**WHAT THIS TASK INVOLVES**
Only the pictures are omitted; repeat all other data exactly.

[start of ENTRIES SHOWN]

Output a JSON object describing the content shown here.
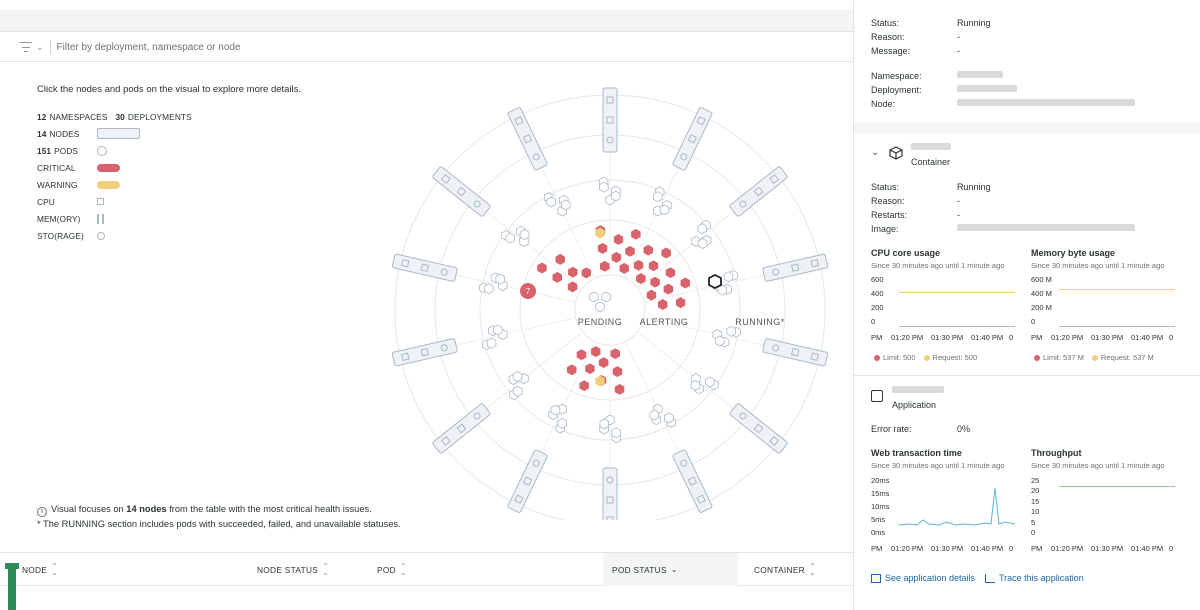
{
  "filter": {
    "placeholder": "Filter by deployment, namespace or node"
  },
  "intro": "Click the nodes and pods on the visual to explore more details.",
  "legend": {
    "namespaces_count": "12",
    "namespaces_label": "NAMESPACES",
    "deployments_count": "30",
    "deployments_label": "DEPLOYMENTS",
    "nodes_count": "14",
    "nodes_label": "NODES",
    "pods_count": "151",
    "pods_label": "PODS",
    "critical": "CRITICAL",
    "warning": "WARNING",
    "cpu": "CPU",
    "memory": "MEM(ORY)",
    "storage": "STO(RAGE)"
  },
  "colors": {
    "critical": "#d9636b",
    "warning": "#f0cf78",
    "pod_outline": "#aab8c7",
    "node_fill": "#eef2f6",
    "accent_link": "#1d66a8"
  },
  "visual": {
    "pending": "PENDING",
    "alerting": "ALERTING",
    "running": "RUNNING*",
    "cluster_badge": "7",
    "critical_pod_count": 36,
    "warning_pod_count": 2
  },
  "notes": {
    "focus_prefix": "Visual focuses on ",
    "focus_bold": "14 nodes",
    "focus_suffix": " from the table with the most critical health issues.",
    "running_note": "* The RUNNING section includes pods with succeeded, failed, and unavailable statuses."
  },
  "table": {
    "headers": [
      "NODE",
      "NODE STATUS",
      "POD",
      "POD STATUS",
      "CONTAINER"
    ]
  },
  "pod_info": {
    "status_label": "Status:",
    "status_value": "Running",
    "reason_label": "Reason:",
    "reason_value": "-",
    "message_label": "Message:",
    "message_value": "-",
    "namespace_label": "Namespace:",
    "deployment_label": "Deployment:",
    "node_label": "Node:"
  },
  "container": {
    "type_label": "Container",
    "status_label": "Status:",
    "status_value": "Running",
    "reason_label": "Reason:",
    "reason_value": "-",
    "restarts_label": "Restarts:",
    "restarts_value": "-",
    "image_label": "Image:",
    "cpu": {
      "title": "CPU core usage",
      "subtitle": "Since 30 minutes ago until 1 minute ago",
      "y_ticks": [
        "600",
        "400",
        "200",
        "0"
      ],
      "x_ticks": [
        "PM",
        "01:20 PM",
        "01:30 PM",
        "01:40 PM",
        "0"
      ],
      "limit_label": "Limit: 500",
      "request_label": "Request: 500"
    },
    "memory": {
      "title": "Memory byte usage",
      "subtitle": "Since 30 minutes ago until 1 minute ago",
      "y_ticks": [
        "600 M",
        "400 M",
        "200 M",
        "0"
      ],
      "x_ticks": [
        "PM",
        "01:20 PM",
        "01:30 PM",
        "01:40 PM",
        "0"
      ],
      "limit_label": "Limit: 537 M",
      "request_label": "Request: 537 M"
    }
  },
  "application": {
    "type_label": "Application",
    "error_rate_label": "Error rate:",
    "error_rate_value": "0%",
    "web": {
      "title": "Web transaction time",
      "subtitle": "Since 30 minutes ago until 1 minute ago",
      "y_ticks": [
        "20ms",
        "15ms",
        "10ms",
        "5ms",
        "0ms"
      ],
      "x_ticks": [
        "PM",
        "01:20 PM",
        "01:30 PM",
        "01:40 PM",
        "0"
      ]
    },
    "throughput": {
      "title": "Throughput",
      "subtitle": "Since 30 minutes ago until 1 minute ago",
      "y_ticks": [
        "25",
        "20",
        "15",
        "10",
        "5",
        "0"
      ],
      "x_ticks": [
        "PM",
        "01:20 PM",
        "01:30 PM",
        "01:40 PM",
        "0"
      ]
    },
    "see_details": "See application details",
    "trace": "Trace this application"
  }
}
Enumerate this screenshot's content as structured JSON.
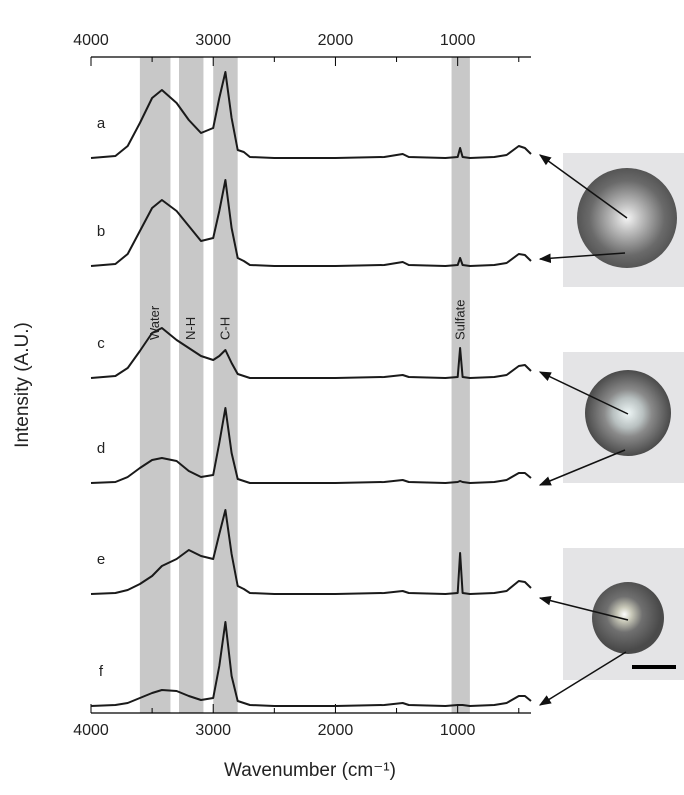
{
  "chart_data": {
    "type": "line",
    "x_label": "Wavenumber (cm⁻¹)",
    "y_label": "Intensity (A.U.)",
    "xlim": [
      4000,
      400
    ],
    "ylim": [
      0,
      656
    ],
    "xticks": [
      4000,
      3000,
      2000,
      1000
    ],
    "xminorticks": [
      3500,
      2500,
      1500,
      500
    ],
    "bands": [
      {
        "label": "Water",
        "range": [
          3600,
          3350
        ]
      },
      {
        "label": "N-H",
        "range": [
          3280,
          3080
        ]
      },
      {
        "label": "C-H",
        "range": [
          3000,
          2800
        ]
      },
      {
        "label": "Sulfate",
        "range": [
          1050,
          900
        ]
      }
    ],
    "band_color": "#c8c8c8",
    "x": [
      4000,
      3800,
      3700,
      3600,
      3500,
      3420,
      3300,
      3200,
      3100,
      3000,
      2950,
      2900,
      2850,
      2800,
      2750,
      2700,
      2500,
      2000,
      1600,
      1450,
      1400,
      1100,
      1000,
      980,
      960,
      900,
      700,
      600,
      500,
      450,
      400
    ],
    "series": [
      {
        "name": "a",
        "color": "#1a1a1a",
        "values": [
          555,
          557,
          567,
          590,
          615,
          623,
          610,
          593,
          580,
          585,
          615,
          641,
          595,
          563,
          561,
          556,
          555,
          555,
          556,
          559,
          556,
          555,
          556,
          565,
          556,
          555,
          556,
          558,
          567,
          565,
          559
        ]
      },
      {
        "name": "b",
        "color": "#1a1a1a",
        "values": [
          447,
          449,
          459,
          482,
          505,
          513,
          502,
          487,
          472,
          475,
          502,
          533,
          485,
          455,
          452,
          448,
          447,
          447,
          448,
          451,
          448,
          447,
          448,
          455,
          448,
          447,
          448,
          450,
          459,
          458,
          452
        ]
      },
      {
        "name": "c",
        "color": "#1a1a1a",
        "values": [
          335,
          337,
          345,
          362,
          380,
          385,
          373,
          365,
          357,
          353,
          357,
          363,
          350,
          339,
          337,
          335,
          335,
          335,
          336,
          338,
          336,
          335,
          336,
          365,
          336,
          335,
          336,
          338,
          347,
          348,
          342
        ]
      },
      {
        "name": "d",
        "color": "#1a1a1a",
        "values": [
          230,
          231,
          236,
          245,
          253,
          255,
          252,
          242,
          236,
          238,
          270,
          305,
          260,
          234,
          232,
          230,
          230,
          230,
          231,
          233,
          231,
          230,
          231,
          232,
          231,
          230,
          231,
          233,
          240,
          240,
          235
        ]
      },
      {
        "name": "e",
        "color": "#1a1a1a",
        "values": [
          119,
          120,
          123,
          129,
          137,
          147,
          154,
          163,
          157,
          154,
          179,
          203,
          159,
          127,
          124,
          120,
          119,
          119,
          120,
          122,
          120,
          119,
          120,
          160,
          120,
          119,
          120,
          122,
          132,
          131,
          125
        ]
      },
      {
        "name": "f",
        "color": "#1a1a1a",
        "values": [
          7,
          8,
          10,
          15,
          20,
          23,
          22,
          17,
          13,
          15,
          47,
          91,
          37,
          12,
          10,
          8,
          7,
          7,
          8,
          10,
          8,
          7,
          8,
          8,
          8,
          7,
          8,
          10,
          17,
          17,
          12
        ]
      }
    ]
  }
}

[end of ENTRIES SHOWN]

**TASK OUTPUT**
Output a JSON object describing the content shown here.
{
  "filter": {
    "placeholder": "Filter by deployment, namespace or node"
  },
  "intro": "Click the nodes and pods on the visual to explore more details.",
  "legend": {
    "namespaces_count": "12",
    "namespaces_label": "NAMESPACES",
    "deployments_count": "30",
    "deployments_label": "DEPLOYMENTS",
    "nodes_count": "14",
    "nodes_label": "NODES",
    "pods_count": "151",
    "pods_label": "PODS",
    "critical": "CRITICAL",
    "warning": "WARNING",
    "cpu": "CPU",
    "memory": "MEM(ORY)",
    "storage": "STO(RAGE)"
  },
  "colors": {
    "critical": "#d9636b",
    "warning": "#f0cf78",
    "pod_outline": "#aab8c7",
    "node_fill": "#eef2f6",
    "accent_link": "#1d66a8"
  },
  "visual": {
    "pending": "PENDING",
    "alerting": "ALERTING",
    "running": "RUNNING*",
    "cluster_badge": "7",
    "critical_pod_count": 36,
    "warning_pod_count": 2
  },
  "notes": {
    "focus_prefix": "Visual focuses on ",
    "focus_bold": "14 nodes",
    "focus_suffix": " from the table with the most critical health issues.",
    "running_note": "* The RUNNING section includes pods with succeeded, failed, and unavailable statuses."
  },
  "table": {
    "headers": [
      "NODE",
      "NODE STATUS",
      "POD",
      "POD STATUS",
      "CONTAINER"
    ]
  },
  "pod_info": {
    "status_label": "Status:",
    "status_value": "Running",
    "reason_label": "Reason:",
    "reason_value": "-",
    "message_label": "Message:",
    "message_value": "-",
    "namespace_label": "Namespace:",
    "deployment_label": "Deployment:",
    "node_label": "Node:"
  },
  "container": {
    "type_label": "Container",
    "status_label": "Status:",
    "status_value": "Running",
    "reason_label": "Reason:",
    "reason_value": "-",
    "restarts_label": "Restarts:",
    "restarts_value": "-",
    "image_label": "Image:",
    "cpu": {
      "title": "CPU core usage",
      "subtitle": "Since 30 minutes ago until 1 minute ago",
      "y_ticks": [
        "600",
        "400",
        "200",
        "0"
      ],
      "x_ticks": [
        "PM",
        "01:20 PM",
        "01:30 PM",
        "01:40 PM",
        "0"
      ],
      "limit_label": "Limit: 500",
      "request_label": "Request: 500"
    },
    "memory": {
      "title": "Memory byte usage",
      "subtitle": "Since 30 minutes ago until 1 minute ago",
      "y_ticks": [
        "600 M",
        "400 M",
        "200 M",
        "0"
      ],
      "x_ticks": [
        "PM",
        "01:20 PM",
        "01:30 PM",
        "01:40 PM",
        "0"
      ],
      "limit_label": "Limit: 537 M",
      "request_label": "Request: 537 M"
    }
  },
  "application": {
    "type_label": "Application",
    "error_rate_label": "Error rate:",
    "error_rate_value": "0%",
    "web": {
      "title": "Web transaction time",
      "subtitle": "Since 30 minutes ago until 1 minute ago",
      "y_ticks": [
        "20ms",
        "15ms",
        "10ms",
        "5ms",
        "0ms"
      ],
      "x_ticks": [
        "PM",
        "01:20 PM",
        "01:30 PM",
        "01:40 PM",
        "0"
      ]
    },
    "throughput": {
      "title": "Throughput",
      "subtitle": "Since 30 minutes ago until 1 minute ago",
      "y_ticks": [
        "25",
        "20",
        "15",
        "10",
        "5",
        "0"
      ],
      "x_ticks": [
        "PM",
        "01:20 PM",
        "01:30 PM",
        "01:40 PM",
        "0"
      ]
    },
    "see_details": "See application details",
    "trace": "Trace this application"
  }
}
Enumerate this screenshot's content as structured JSON.
{
  "chart_data": {
    "type": "line",
    "x_label": "Wavenumber (cm⁻¹)",
    "y_label": "Intensity (A.U.)",
    "xlim": [
      4000,
      400
    ],
    "ylim": [
      0,
      656
    ],
    "xticks": [
      4000,
      3000,
      2000,
      1000
    ],
    "xminorticks": [
      3500,
      2500,
      1500,
      500
    ],
    "bands": [
      {
        "label": "Water",
        "range": [
          3600,
          3350
        ]
      },
      {
        "label": "N-H",
        "range": [
          3280,
          3080
        ]
      },
      {
        "label": "C-H",
        "range": [
          3000,
          2800
        ]
      },
      {
        "label": "Sulfate",
        "range": [
          1050,
          900
        ]
      }
    ],
    "band_color": "#c8c8c8",
    "x": [
      4000,
      3800,
      3700,
      3600,
      3500,
      3420,
      3300,
      3200,
      3100,
      3000,
      2950,
      2900,
      2850,
      2800,
      2750,
      2700,
      2500,
      2000,
      1600,
      1450,
      1400,
      1100,
      1000,
      980,
      960,
      900,
      700,
      600,
      500,
      450,
      400
    ],
    "series": [
      {
        "name": "a",
        "color": "#1a1a1a",
        "values": [
          555,
          557,
          567,
          590,
          615,
          623,
          610,
          593,
          580,
          585,
          615,
          641,
          595,
          563,
          561,
          556,
          555,
          555,
          556,
          559,
          556,
          555,
          556,
          565,
          556,
          555,
          556,
          558,
          567,
          565,
          559
        ]
      },
      {
        "name": "b",
        "color": "#1a1a1a",
        "values": [
          447,
          449,
          459,
          482,
          505,
          513,
          502,
          487,
          472,
          475,
          502,
          533,
          485,
          455,
          452,
          448,
          447,
          447,
          448,
          451,
          448,
          447,
          448,
          455,
          448,
          447,
          448,
          450,
          459,
          458,
          452
        ]
      },
      {
        "name": "c",
        "color": "#1a1a1a",
        "values": [
          335,
          337,
          345,
          362,
          380,
          385,
          373,
          365,
          357,
          353,
          357,
          363,
          350,
          339,
          337,
          335,
          335,
          335,
          336,
          338,
          336,
          335,
          336,
          365,
          336,
          335,
          336,
          338,
          347,
          348,
          342
        ]
      },
      {
        "name": "d",
        "color": "#1a1a1a",
        "values": [
          230,
          231,
          236,
          245,
          253,
          255,
          252,
          242,
          236,
          238,
          270,
          305,
          260,
          234,
          232,
          230,
          230,
          230,
          231,
          233,
          231,
          230,
          231,
          232,
          231,
          230,
          231,
          233,
          240,
          240,
          235
        ]
      },
      {
        "name": "e",
        "color": "#1a1a1a",
        "values": [
          119,
          120,
          123,
          129,
          137,
          147,
          154,
          163,
          157,
          154,
          179,
          203,
          159,
          127,
          124,
          120,
          119,
          119,
          120,
          122,
          120,
          119,
          120,
          160,
          120,
          119,
          120,
          122,
          132,
          131,
          125
        ]
      },
      {
        "name": "f",
        "color": "#1a1a1a",
        "values": [
          7,
          8,
          10,
          15,
          20,
          23,
          22,
          17,
          13,
          15,
          47,
          91,
          37,
          12,
          10,
          8,
          7,
          7,
          8,
          10,
          8,
          7,
          8,
          8,
          8,
          7,
          8,
          10,
          17,
          17,
          12
        ]
      }
    ]
  }
}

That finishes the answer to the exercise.